WHAT YOU NEED TO DO:
Pick out all lines of the entries that include the word "使用说明" and copy them.

Stored data entries
________________

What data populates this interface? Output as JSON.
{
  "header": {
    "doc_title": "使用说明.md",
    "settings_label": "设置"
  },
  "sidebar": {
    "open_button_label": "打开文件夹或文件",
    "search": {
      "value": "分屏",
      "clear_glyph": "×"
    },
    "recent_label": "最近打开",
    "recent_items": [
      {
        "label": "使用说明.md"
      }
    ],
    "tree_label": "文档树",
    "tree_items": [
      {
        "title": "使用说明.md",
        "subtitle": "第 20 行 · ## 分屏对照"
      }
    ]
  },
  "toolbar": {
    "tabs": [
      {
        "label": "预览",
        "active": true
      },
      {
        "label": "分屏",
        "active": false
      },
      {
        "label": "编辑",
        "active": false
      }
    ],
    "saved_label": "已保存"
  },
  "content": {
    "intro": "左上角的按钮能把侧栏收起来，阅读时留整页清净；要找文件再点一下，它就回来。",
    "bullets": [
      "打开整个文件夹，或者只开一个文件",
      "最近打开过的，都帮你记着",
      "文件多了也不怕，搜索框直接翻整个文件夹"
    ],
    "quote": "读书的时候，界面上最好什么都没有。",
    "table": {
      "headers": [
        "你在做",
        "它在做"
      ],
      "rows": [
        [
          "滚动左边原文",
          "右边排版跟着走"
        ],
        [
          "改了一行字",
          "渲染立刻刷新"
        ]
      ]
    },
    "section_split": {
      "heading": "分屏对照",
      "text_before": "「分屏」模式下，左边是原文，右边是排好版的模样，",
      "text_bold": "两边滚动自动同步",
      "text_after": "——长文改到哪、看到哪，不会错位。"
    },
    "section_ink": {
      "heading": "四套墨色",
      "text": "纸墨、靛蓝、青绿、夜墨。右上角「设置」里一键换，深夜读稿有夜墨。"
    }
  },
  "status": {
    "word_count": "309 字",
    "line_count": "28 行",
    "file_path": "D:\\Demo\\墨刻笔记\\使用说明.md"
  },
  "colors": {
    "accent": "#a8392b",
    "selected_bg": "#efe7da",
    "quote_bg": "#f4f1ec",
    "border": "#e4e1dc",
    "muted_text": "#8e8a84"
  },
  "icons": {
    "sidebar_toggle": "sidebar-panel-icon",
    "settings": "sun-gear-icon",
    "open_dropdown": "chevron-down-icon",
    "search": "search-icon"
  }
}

________________

CORRECT RESULT:
    "doc_title": "使用说明.md",
        "label": "使用说明.md"
        "title": "使用说明.md",
    "file_path": "D:\\Demo\\墨刻笔记\\使用说明.md"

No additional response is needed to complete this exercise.